Source records:
========================================

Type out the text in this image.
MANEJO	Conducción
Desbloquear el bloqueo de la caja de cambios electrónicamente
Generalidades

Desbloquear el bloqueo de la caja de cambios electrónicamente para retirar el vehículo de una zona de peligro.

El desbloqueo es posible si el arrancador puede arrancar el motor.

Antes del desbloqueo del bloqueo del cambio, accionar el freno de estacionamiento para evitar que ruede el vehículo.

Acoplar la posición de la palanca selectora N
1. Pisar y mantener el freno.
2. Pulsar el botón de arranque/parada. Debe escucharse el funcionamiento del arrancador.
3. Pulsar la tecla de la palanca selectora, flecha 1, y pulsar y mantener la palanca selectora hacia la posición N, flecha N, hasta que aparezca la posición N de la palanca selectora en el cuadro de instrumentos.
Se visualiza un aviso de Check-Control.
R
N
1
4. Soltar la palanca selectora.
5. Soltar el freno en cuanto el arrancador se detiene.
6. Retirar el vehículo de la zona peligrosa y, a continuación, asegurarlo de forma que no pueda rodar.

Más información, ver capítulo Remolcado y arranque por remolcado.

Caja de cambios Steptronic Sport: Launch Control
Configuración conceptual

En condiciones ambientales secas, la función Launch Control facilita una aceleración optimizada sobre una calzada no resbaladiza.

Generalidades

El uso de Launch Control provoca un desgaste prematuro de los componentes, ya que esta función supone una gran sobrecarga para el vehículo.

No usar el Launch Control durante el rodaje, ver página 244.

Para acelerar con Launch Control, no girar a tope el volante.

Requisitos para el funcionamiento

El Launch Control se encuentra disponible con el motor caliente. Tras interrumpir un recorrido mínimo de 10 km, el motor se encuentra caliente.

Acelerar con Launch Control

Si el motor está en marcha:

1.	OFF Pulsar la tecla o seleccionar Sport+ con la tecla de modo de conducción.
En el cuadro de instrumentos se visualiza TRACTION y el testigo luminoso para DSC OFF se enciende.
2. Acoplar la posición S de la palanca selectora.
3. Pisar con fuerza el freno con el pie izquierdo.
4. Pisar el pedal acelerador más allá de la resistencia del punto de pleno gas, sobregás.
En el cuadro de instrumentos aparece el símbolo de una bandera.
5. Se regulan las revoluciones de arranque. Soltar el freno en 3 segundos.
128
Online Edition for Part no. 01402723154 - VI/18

========================================

Every record above should be copied exactly.

Complete answer.
Type out the text in this image.
MANEJO	Conducción
Desbloquear el bloqueo de la caja de cambios electrónicamente
Generalidades

Desbloquear el bloqueo de la caja de cambios electrónicamente para retirar el vehículo de una zona de peligro.

El desbloqueo es posible si el arrancador puede arrancar el motor.

Antes del desbloqueo del bloqueo del cambio, accionar el freno de estacionamiento para evitar que ruede el vehículo.

Acoplar la posición de la palanca selectora N
1. Pisar y mantener el freno.
2. Pulsar el botón de arranque/parada. Debe escucharse el funcionamiento del arrancador.
3. Pulsar la tecla de la palanca selectora, flecha 1, y pulsar y mantener la palanca selectora hacia la posición N, flecha N, hasta que aparezca la posición N de la palanca selectora en el cuadro de instrumentos.
Se visualiza un aviso de Check-Control.
R
N
1
4. Soltar la palanca selectora.
5. Soltar el freno en cuanto el arrancador se detiene.
6. Retirar el vehículo de la zona peligrosa y, a continuación, asegurarlo de forma que no pueda rodar.

Más información, ver capítulo Remolcado y arranque por remolcado.

Caja de cambios Steptronic Sport: Launch Control
Configuración conceptual

En condiciones ambientales secas, la función Launch Control facilita una aceleración optimizada sobre una calzada no resbaladiza.

Generalidades

El uso de Launch Control provoca un desgaste prematuro de los componentes, ya que esta función supone una gran sobrecarga para el vehículo.

No usar el Launch Control durante el rodaje, ver página 244.

Para acelerar con Launch Control, no girar a tope el volante.

Requisitos para el funcionamiento

El Launch Control se encuentra disponible con el motor caliente. Tras interrumpir un recorrido mínimo de 10 km, el motor se encuentra caliente.

Acelerar con Launch Control

Si el motor está en marcha:

1.	OFF Pulsar la tecla o seleccionar Sport+ con la tecla de modo de conducción.
En el cuadro de instrumentos se visualiza TRACTION y el testigo luminoso para DSC OFF se enciende.
2. Acoplar la posición S de la palanca selectora.
3. Pisar con fuerza el freno con el pie izquierdo.
4. Pisar el pedal acelerador más allá de la resistencia del punto de pleno gas, sobregás.
En el cuadro de instrumentos aparece el símbolo de una bandera.
5. Se regulan las revoluciones de arranque. Soltar el freno en 3 segundos.
128
Online Edition for Part no. 01402723154 - VI/18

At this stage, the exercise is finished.